> **EXERCISE INPUT**
---------------

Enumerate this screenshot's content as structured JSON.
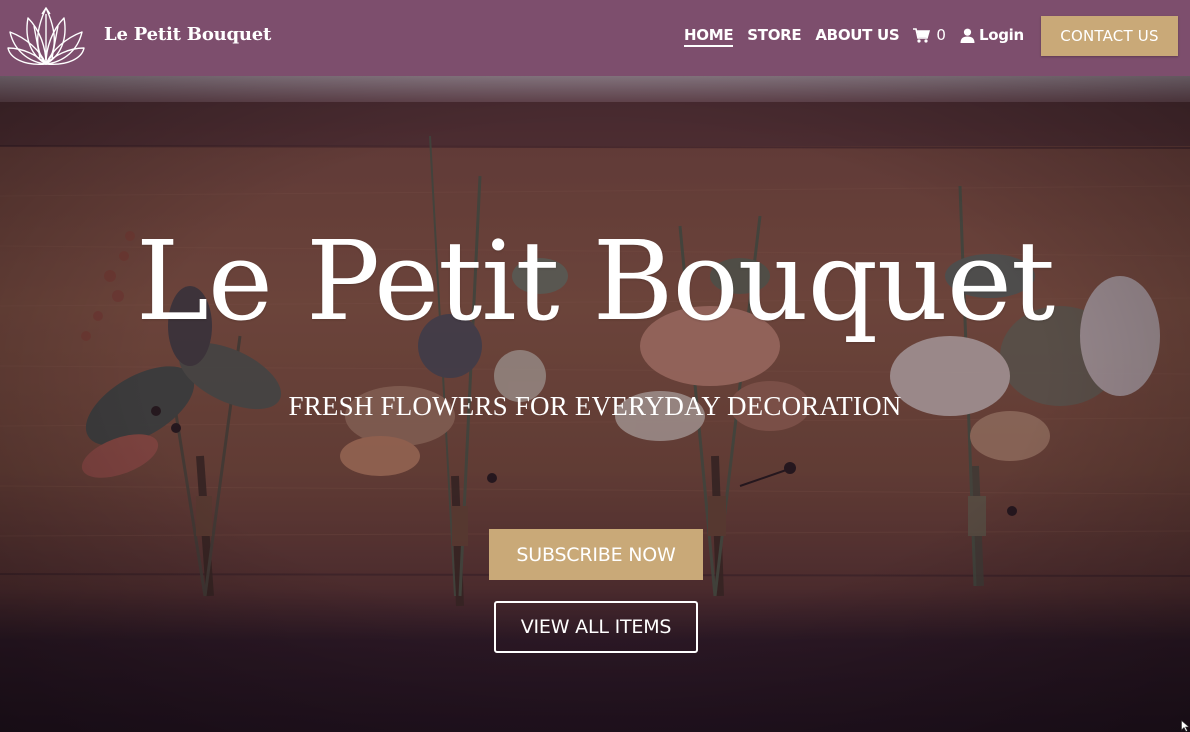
{
  "header": {
    "brand": "Le Petit Bouquet",
    "nav": {
      "home": "HOME",
      "store": "STORE",
      "about": "ABOUT US",
      "cart_count": "0",
      "login": "Login"
    },
    "contact_label": "CONTACT US",
    "icons": {
      "logo": "lotus-logo-icon",
      "cart": "shopping-cart-icon",
      "login": "user-icon"
    }
  },
  "hero": {
    "title": "Le Petit Bouquet",
    "subtitle": "FRESH FLOWERS FOR EVERYDAY DECORATION",
    "subscribe_label": "SUBSCRIBE NOW",
    "view_label": "VIEW ALL ITEMS"
  },
  "colors": {
    "header_bg": "#7d4e6d",
    "accent": "#c9a978",
    "hero_overlay": "#2a1526",
    "text": "#ffffff"
  }
}
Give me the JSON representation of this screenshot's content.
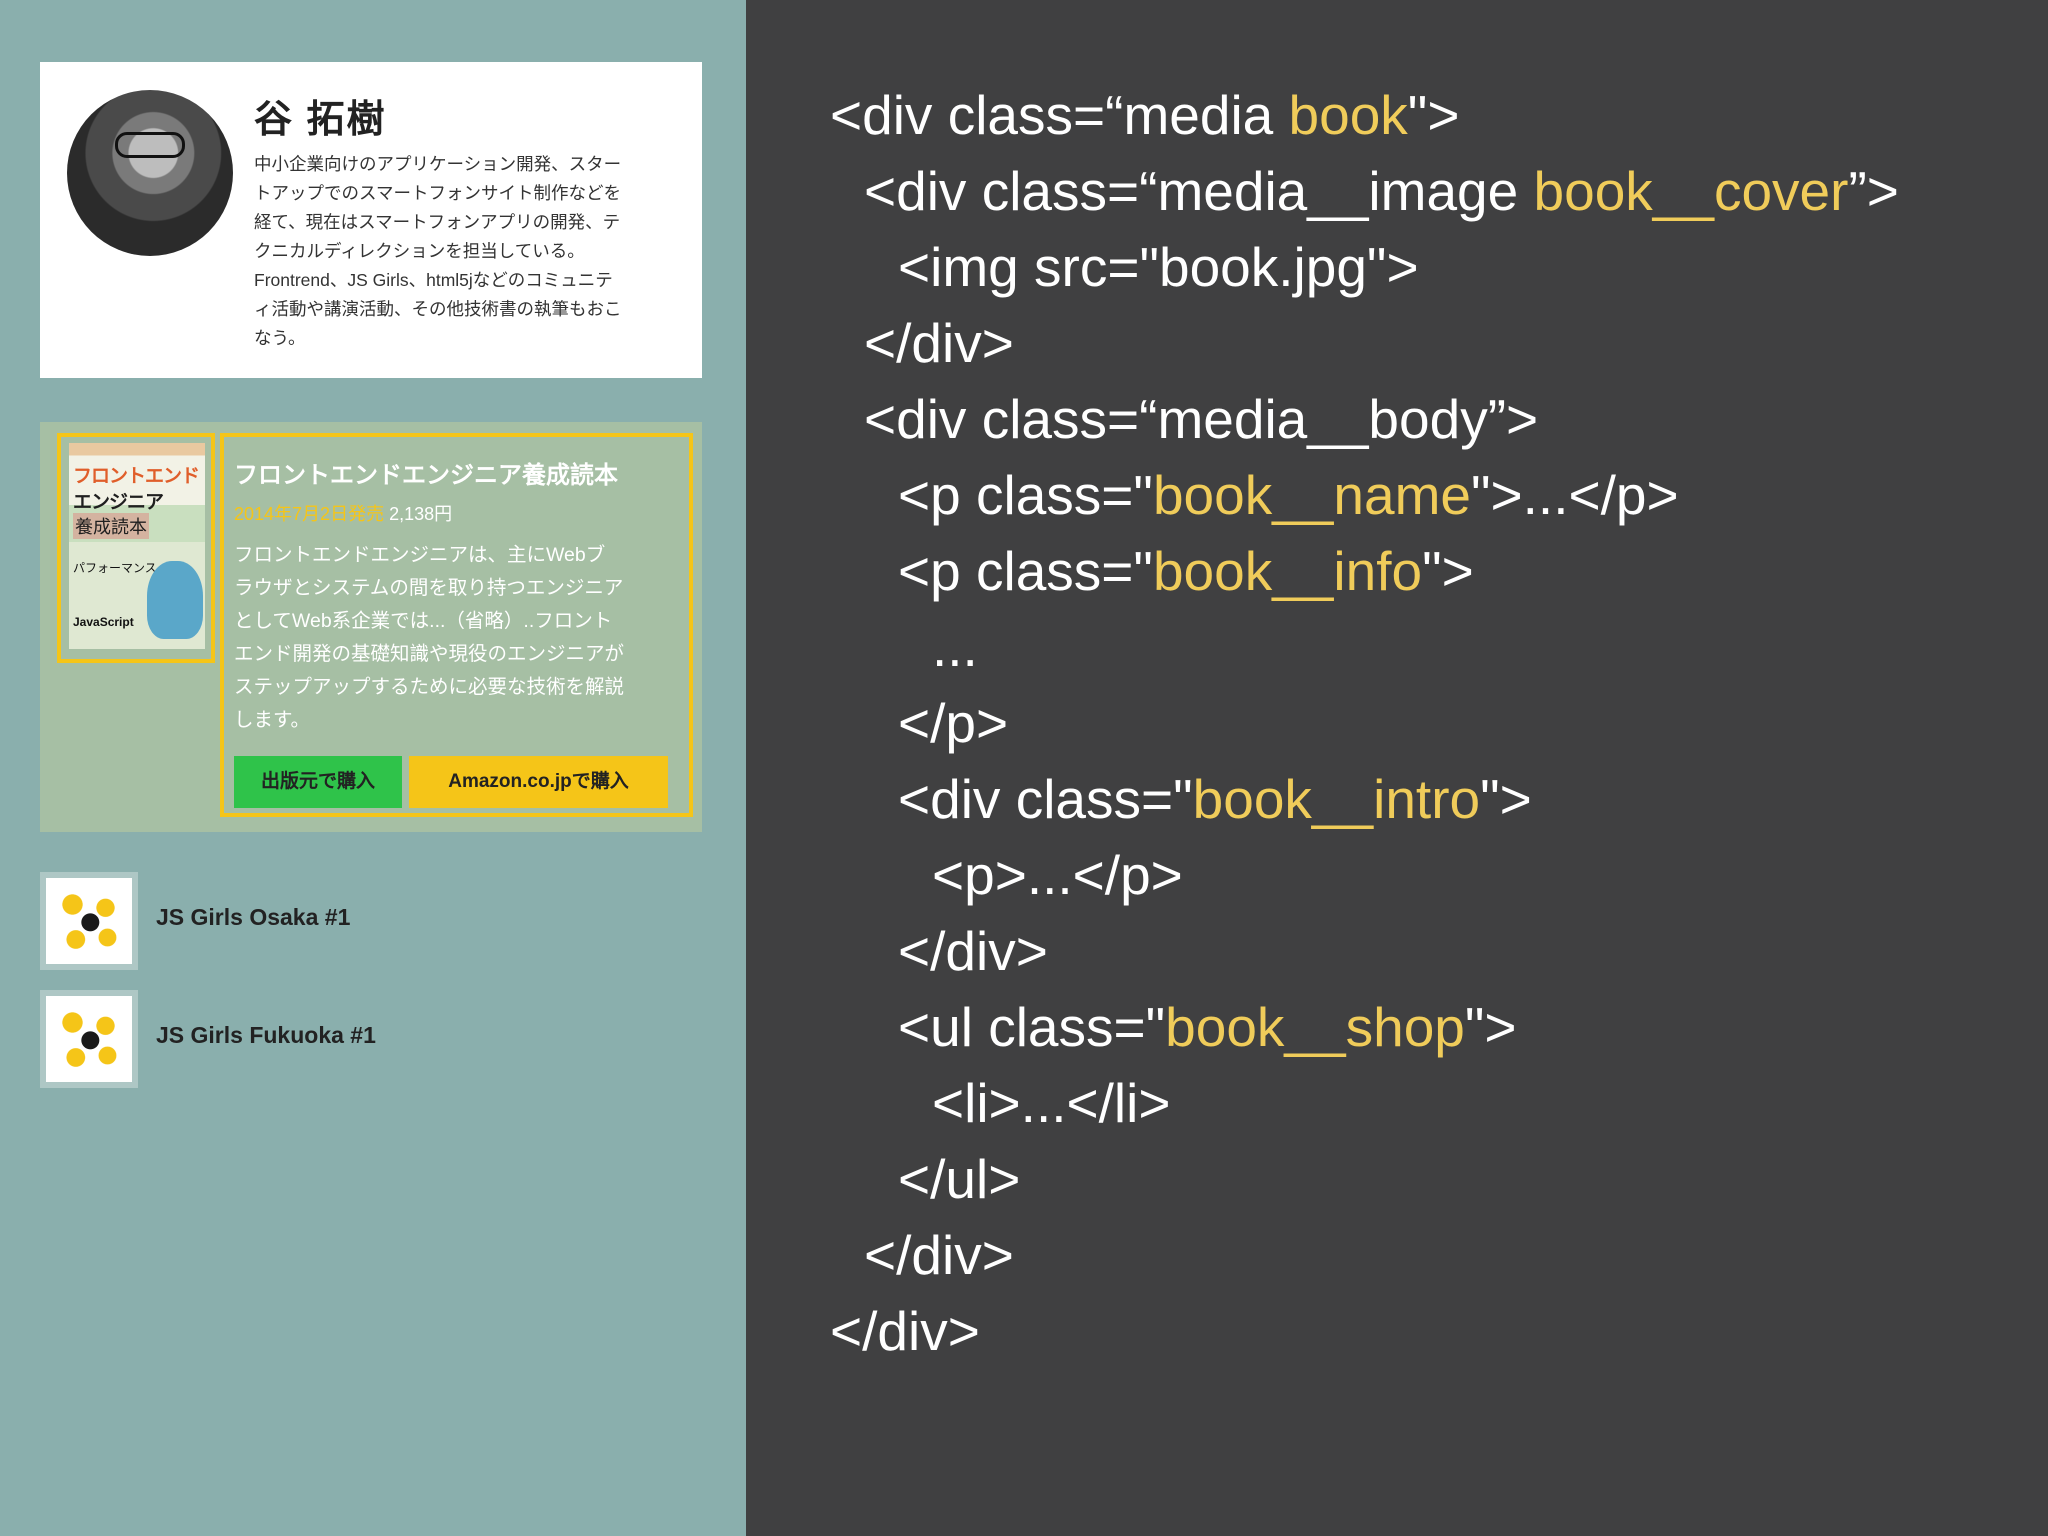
{
  "profile": {
    "name": "谷 拓樹",
    "bio": "中小企業向けのアプリケーション開発、スター\nトアップでのスマートフォンサイト制作などを\n経て、現在はスマートフォンアプリの開発、テ\nクニカルディレクションを担当している。\nFrontrend、JS Girls、html5jなどのコミュニテ\nィ活動や講演活動、その他技術書の執筆もおこ\nなう。"
  },
  "book": {
    "cover": {
      "title_line1": "フロントエンド",
      "title_line2": "エンジニア",
      "title_line3": "養成読本",
      "subtitle": "パフォーマンス",
      "footer": "JavaScript"
    },
    "name": "フロントエンドエンジニア養成読本",
    "date": "2014年7月2日発売",
    "price": "2,138円",
    "intro": "フロントエンドエンジニアは、主にWebブ\nラウザとシステムの間を取り持つエンジニア\nとしてWeb系企業では...（省略）..フロント\nエンド開発の基礎知識や現役のエンジニアが\nステップアップするために必要な技術を解説\nします。",
    "shops": {
      "publisher": "出版元で購入",
      "amazon": "Amazon.co.jpで購入"
    }
  },
  "events": [
    {
      "title": "JS Girls Osaka #1"
    },
    {
      "title": "JS Girls Fukuoka #1"
    }
  ],
  "code": {
    "l1": {
      "a": "<div class=“media ",
      "h": "book",
      "b": "\">"
    },
    "l2": {
      "a": "<div class=“media__image ",
      "h": "book__cover",
      "b": "”>"
    },
    "l3": {
      "a": "<img src=\"book.jpg\">"
    },
    "l4": {
      "a": "</div>"
    },
    "l5": {
      "a": "<div class=“media__body”>"
    },
    "l6": {
      "a": "<p class=\"",
      "h": "book__name",
      "b": "\">...</p>"
    },
    "l7": {
      "a": "<p class=\"",
      "h": "book__info",
      "b": "\">"
    },
    "l8": {
      "a": "..."
    },
    "l9": {
      "a": "</p>"
    },
    "l10": {
      "a": "<div class=\"",
      "h": "book__intro",
      "b": "\">"
    },
    "l11": {
      "a": "<p>...</p>"
    },
    "l12": {
      "a": "</div>"
    },
    "l13": {
      "a": "<ul class=\"",
      "h": "book__shop",
      "b": "\">"
    },
    "l14": {
      "a": "<li>...</li>"
    },
    "l15": {
      "a": "</ul>"
    },
    "l16": {
      "a": "</div>"
    },
    "l17": {
      "a": "</div>"
    }
  },
  "colors": {
    "left_bg": "#8aafad",
    "code_bg": "#404041",
    "highlight": "#f0cc5a",
    "frame": "#f5c518",
    "publisher_btn": "#2fc34a",
    "amazon_btn": "#f5c518"
  }
}
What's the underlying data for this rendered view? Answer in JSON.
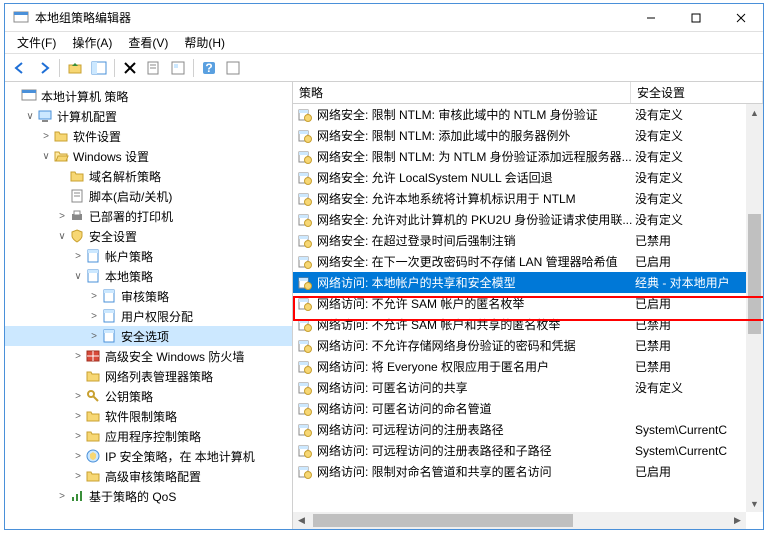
{
  "window": {
    "title": "本地组策略编辑器"
  },
  "menu": {
    "file": "文件(F)",
    "action": "操作(A)",
    "view": "查看(V)",
    "help": "帮助(H)"
  },
  "tree": [
    {
      "level": 0,
      "toggle": "",
      "icon": "console",
      "label": "本地计算机 策略"
    },
    {
      "level": 1,
      "toggle": "∨",
      "icon": "computer",
      "label": "计算机配置"
    },
    {
      "level": 2,
      "toggle": ">",
      "icon": "folder",
      "label": "软件设置"
    },
    {
      "level": 2,
      "toggle": "∨",
      "icon": "folder-open",
      "label": "Windows 设置"
    },
    {
      "level": 3,
      "toggle": "",
      "icon": "folder",
      "label": "域名解析策略"
    },
    {
      "level": 3,
      "toggle": "",
      "icon": "script",
      "label": "脚本(启动/关机)"
    },
    {
      "level": 3,
      "toggle": ">",
      "icon": "printer",
      "label": "已部署的打印机"
    },
    {
      "level": 3,
      "toggle": "∨",
      "icon": "security",
      "label": "安全设置"
    },
    {
      "level": 4,
      "toggle": ">",
      "icon": "policy",
      "label": "帐户策略"
    },
    {
      "level": 4,
      "toggle": "∨",
      "icon": "policy",
      "label": "本地策略"
    },
    {
      "level": 5,
      "toggle": ">",
      "icon": "policy",
      "label": "审核策略"
    },
    {
      "level": 5,
      "toggle": ">",
      "icon": "policy",
      "label": "用户权限分配"
    },
    {
      "level": 5,
      "toggle": ">",
      "icon": "policy",
      "label": "安全选项",
      "selected": true
    },
    {
      "level": 4,
      "toggle": ">",
      "icon": "firewall",
      "label": "高级安全 Windows 防火墙"
    },
    {
      "level": 4,
      "toggle": "",
      "icon": "folder",
      "label": "网络列表管理器策略"
    },
    {
      "level": 4,
      "toggle": ">",
      "icon": "key",
      "label": "公钥策略"
    },
    {
      "level": 4,
      "toggle": ">",
      "icon": "folder",
      "label": "软件限制策略"
    },
    {
      "level": 4,
      "toggle": ">",
      "icon": "folder",
      "label": "应用程序控制策略"
    },
    {
      "level": 4,
      "toggle": ">",
      "icon": "ipsec",
      "label": "IP 安全策略，在 本地计算机"
    },
    {
      "level": 4,
      "toggle": ">",
      "icon": "folder",
      "label": "高级审核策略配置"
    },
    {
      "level": 3,
      "toggle": ">",
      "icon": "qos",
      "label": "基于策略的 QoS"
    }
  ],
  "columns": {
    "policy": "策略",
    "setting": "安全设置"
  },
  "policies": [
    {
      "name": "网络安全: 限制 NTLM: 审核此域中的 NTLM 身份验证",
      "value": "没有定义"
    },
    {
      "name": "网络安全: 限制 NTLM: 添加此域中的服务器例外",
      "value": "没有定义"
    },
    {
      "name": "网络安全: 限制 NTLM: 为 NTLM 身份验证添加远程服务器...",
      "value": "没有定义"
    },
    {
      "name": "网络安全: 允许 LocalSystem NULL 会话回退",
      "value": "没有定义"
    },
    {
      "name": "网络安全: 允许本地系统将计算机标识用于 NTLM",
      "value": "没有定义"
    },
    {
      "name": "网络安全: 允许对此计算机的 PKU2U 身份验证请求使用联...",
      "value": "没有定义"
    },
    {
      "name": "网络安全: 在超过登录时间后强制注销",
      "value": "已禁用"
    },
    {
      "name": "网络安全: 在下一次更改密码时不存储 LAN 管理器哈希值",
      "value": "已启用"
    },
    {
      "name": "网络访问: 本地帐户的共享和安全模型",
      "value": "经典 - 对本地用户",
      "selected": true
    },
    {
      "name": "网络访问: 不允许 SAM 帐户的匿名枚举",
      "value": "已启用"
    },
    {
      "name": "网络访问: 不允许 SAM 帐户和共享的匿名枚举",
      "value": "已禁用"
    },
    {
      "name": "网络访问: 不允许存储网络身份验证的密码和凭据",
      "value": "已禁用"
    },
    {
      "name": "网络访问: 将 Everyone 权限应用于匿名用户",
      "value": "已禁用"
    },
    {
      "name": "网络访问: 可匿名访问的共享",
      "value": "没有定义"
    },
    {
      "name": "网络访问: 可匿名访问的命名管道",
      "value": ""
    },
    {
      "name": "网络访问: 可远程访问的注册表路径",
      "value": "System\\CurrentC"
    },
    {
      "name": "网络访问: 可远程访问的注册表路径和子路径",
      "value": "System\\CurrentC"
    },
    {
      "name": "网络访问: 限制对命名管道和共享的匿名访问",
      "value": "已启用"
    }
  ]
}
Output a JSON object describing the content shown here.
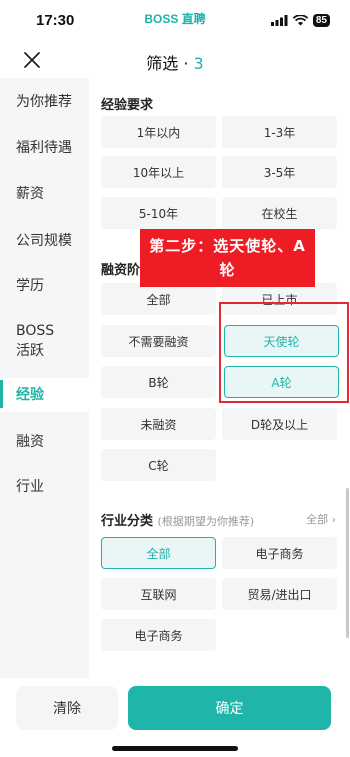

---------------

> **WHAT THIS TASK INVOLVES**
Tally the lines of the listing in which the word "Girls" occurs, and state the total alone.

> **THE OUTPUT**
3